»»

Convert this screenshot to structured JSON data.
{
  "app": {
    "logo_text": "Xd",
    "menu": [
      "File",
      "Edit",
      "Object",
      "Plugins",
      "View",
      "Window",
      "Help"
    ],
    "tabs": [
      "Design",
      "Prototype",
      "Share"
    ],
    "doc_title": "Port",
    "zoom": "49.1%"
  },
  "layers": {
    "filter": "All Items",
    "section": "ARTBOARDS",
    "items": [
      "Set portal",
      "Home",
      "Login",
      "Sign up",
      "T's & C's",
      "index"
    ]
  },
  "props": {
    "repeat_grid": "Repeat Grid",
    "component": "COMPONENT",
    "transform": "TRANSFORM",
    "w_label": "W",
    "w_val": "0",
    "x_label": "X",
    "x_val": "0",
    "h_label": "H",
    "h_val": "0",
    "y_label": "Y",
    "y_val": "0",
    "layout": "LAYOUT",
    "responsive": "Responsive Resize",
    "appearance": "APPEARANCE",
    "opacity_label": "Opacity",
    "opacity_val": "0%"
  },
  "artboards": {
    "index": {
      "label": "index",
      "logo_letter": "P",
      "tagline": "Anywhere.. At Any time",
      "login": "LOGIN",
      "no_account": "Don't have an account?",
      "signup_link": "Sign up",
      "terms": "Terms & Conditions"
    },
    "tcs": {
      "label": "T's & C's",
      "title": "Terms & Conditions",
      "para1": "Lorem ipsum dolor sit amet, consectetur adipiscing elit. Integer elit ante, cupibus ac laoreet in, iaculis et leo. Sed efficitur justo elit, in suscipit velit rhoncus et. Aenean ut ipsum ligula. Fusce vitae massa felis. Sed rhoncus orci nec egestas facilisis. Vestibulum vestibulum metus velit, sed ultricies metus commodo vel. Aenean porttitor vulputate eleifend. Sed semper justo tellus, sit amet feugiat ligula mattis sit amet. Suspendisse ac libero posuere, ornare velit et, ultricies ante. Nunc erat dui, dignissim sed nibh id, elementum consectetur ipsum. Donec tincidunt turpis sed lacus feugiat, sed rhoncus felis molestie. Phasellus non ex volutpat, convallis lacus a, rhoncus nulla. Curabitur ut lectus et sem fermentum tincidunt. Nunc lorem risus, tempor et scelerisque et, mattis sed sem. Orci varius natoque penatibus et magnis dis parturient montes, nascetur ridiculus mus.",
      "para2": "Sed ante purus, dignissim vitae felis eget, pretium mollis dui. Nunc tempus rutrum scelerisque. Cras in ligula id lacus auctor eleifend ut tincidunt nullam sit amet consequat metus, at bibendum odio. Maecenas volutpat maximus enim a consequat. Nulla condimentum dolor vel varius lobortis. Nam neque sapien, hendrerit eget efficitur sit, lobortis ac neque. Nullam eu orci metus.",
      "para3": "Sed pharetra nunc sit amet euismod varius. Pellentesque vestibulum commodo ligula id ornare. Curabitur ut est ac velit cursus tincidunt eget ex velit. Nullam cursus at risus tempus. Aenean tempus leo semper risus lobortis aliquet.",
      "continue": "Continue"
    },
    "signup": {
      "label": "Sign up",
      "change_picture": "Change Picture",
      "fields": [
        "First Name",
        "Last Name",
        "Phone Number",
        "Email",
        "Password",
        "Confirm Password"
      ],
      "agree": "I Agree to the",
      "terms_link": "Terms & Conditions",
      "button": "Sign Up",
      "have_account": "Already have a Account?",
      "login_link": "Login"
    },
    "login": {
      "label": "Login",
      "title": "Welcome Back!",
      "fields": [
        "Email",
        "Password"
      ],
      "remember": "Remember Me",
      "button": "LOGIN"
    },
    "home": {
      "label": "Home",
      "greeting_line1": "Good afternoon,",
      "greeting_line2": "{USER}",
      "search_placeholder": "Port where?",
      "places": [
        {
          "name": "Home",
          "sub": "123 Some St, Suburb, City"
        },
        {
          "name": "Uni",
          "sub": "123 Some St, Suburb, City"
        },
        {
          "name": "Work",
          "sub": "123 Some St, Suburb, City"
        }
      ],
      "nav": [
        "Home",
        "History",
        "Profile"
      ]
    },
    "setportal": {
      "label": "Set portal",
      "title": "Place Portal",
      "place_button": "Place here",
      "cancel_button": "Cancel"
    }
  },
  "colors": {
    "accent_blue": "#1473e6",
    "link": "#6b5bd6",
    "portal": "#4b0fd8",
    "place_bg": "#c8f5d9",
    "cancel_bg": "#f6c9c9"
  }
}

««

● TASK TO COMPLETE
Repeat the entries above exactly, leaving nothing out.

● FINISHED ANSWER
Convert this screenshot to structured JSON data.
{
  "app": {
    "logo_text": "Xd",
    "menu": [
      "File",
      "Edit",
      "Object",
      "Plugins",
      "View",
      "Window",
      "Help"
    ],
    "tabs": [
      "Design",
      "Prototype",
      "Share"
    ],
    "doc_title": "Port",
    "zoom": "49.1%"
  },
  "layers": {
    "filter": "All Items",
    "section": "ARTBOARDS",
    "items": [
      "Set portal",
      "Home",
      "Login",
      "Sign up",
      "T's & C's",
      "index"
    ]
  },
  "props": {
    "repeat_grid": "Repeat Grid",
    "component": "COMPONENT",
    "transform": "TRANSFORM",
    "w_label": "W",
    "w_val": "0",
    "x_label": "X",
    "x_val": "0",
    "h_label": "H",
    "h_val": "0",
    "y_label": "Y",
    "y_val": "0",
    "layout": "LAYOUT",
    "responsive": "Responsive Resize",
    "appearance": "APPEARANCE",
    "opacity_label": "Opacity",
    "opacity_val": "0%"
  },
  "artboards": {
    "index": {
      "label": "index",
      "logo_letter": "P",
      "tagline": "Anywhere.. At Any time",
      "login": "LOGIN",
      "no_account": "Don't have an account?",
      "signup_link": "Sign up",
      "terms": "Terms & Conditions"
    },
    "tcs": {
      "label": "T's & C's",
      "title": "Terms & Conditions",
      "para1": "Lorem ipsum dolor sit amet, consectetur adipiscing elit. Integer elit ante, cupibus ac laoreet in, iaculis et leo. Sed efficitur justo elit, in suscipit velit rhoncus et. Aenean ut ipsum ligula. Fusce vitae massa felis. Sed rhoncus orci nec egestas facilisis. Vestibulum vestibulum metus velit, sed ultricies metus commodo vel. Aenean porttitor vulputate eleifend. Sed semper justo tellus, sit amet feugiat ligula mattis sit amet. Suspendisse ac libero posuere, ornare velit et, ultricies ante. Nunc erat dui, dignissim sed nibh id, elementum consectetur ipsum. Donec tincidunt turpis sed lacus feugiat, sed rhoncus felis molestie. Phasellus non ex volutpat, convallis lacus a, rhoncus nulla. Curabitur ut lectus et sem fermentum tincidunt. Nunc lorem risus, tempor et scelerisque et, mattis sed sem. Orci varius natoque penatibus et magnis dis parturient montes, nascetur ridiculus mus.",
      "para2": "Sed ante purus, dignissim vitae felis eget, pretium mollis dui. Nunc tempus rutrum scelerisque. Cras in ligula id lacus auctor eleifend ut tincidunt nullam sit amet consequat metus, at bibendum odio. Maecenas volutpat maximus enim a consequat. Nulla condimentum dolor vel varius lobortis. Nam neque sapien, hendrerit eget efficitur sit, lobortis ac neque. Nullam eu orci metus.",
      "para3": "Sed pharetra nunc sit amet euismod varius. Pellentesque vestibulum commodo ligula id ornare. Curabitur ut est ac velit cursus tincidunt eget ex velit. Nullam cursus at risus tempus. Aenean tempus leo semper risus lobortis aliquet.",
      "continue": "Continue"
    },
    "signup": {
      "label": "Sign up",
      "change_picture": "Change Picture",
      "fields": [
        "First Name",
        "Last Name",
        "Phone Number",
        "Email",
        "Password",
        "Confirm Password"
      ],
      "agree": "I Agree to the",
      "terms_link": "Terms & Conditions",
      "button": "Sign Up",
      "have_account": "Already have a Account?",
      "login_link": "Login"
    },
    "login": {
      "label": "Login",
      "title": "Welcome Back!",
      "fields": [
        "Email",
        "Password"
      ],
      "remember": "Remember Me",
      "button": "LOGIN"
    },
    "home": {
      "label": "Home",
      "greeting_line1": "Good afternoon,",
      "greeting_line2": "{USER}",
      "search_placeholder": "Port where?",
      "places": [
        {
          "name": "Home",
          "sub": "123 Some St, Suburb, City"
        },
        {
          "name": "Uni",
          "sub": "123 Some St, Suburb, City"
        },
        {
          "name": "Work",
          "sub": "123 Some St, Suburb, City"
        }
      ],
      "nav": [
        "Home",
        "History",
        "Profile"
      ]
    },
    "setportal": {
      "label": "Set portal",
      "title": "Place Portal",
      "place_button": "Place here",
      "cancel_button": "Cancel"
    }
  },
  "colors": {
    "accent_blue": "#1473e6",
    "link": "#6b5bd6",
    "portal": "#4b0fd8",
    "place_bg": "#c8f5d9",
    "cancel_bg": "#f6c9c9"
  }
}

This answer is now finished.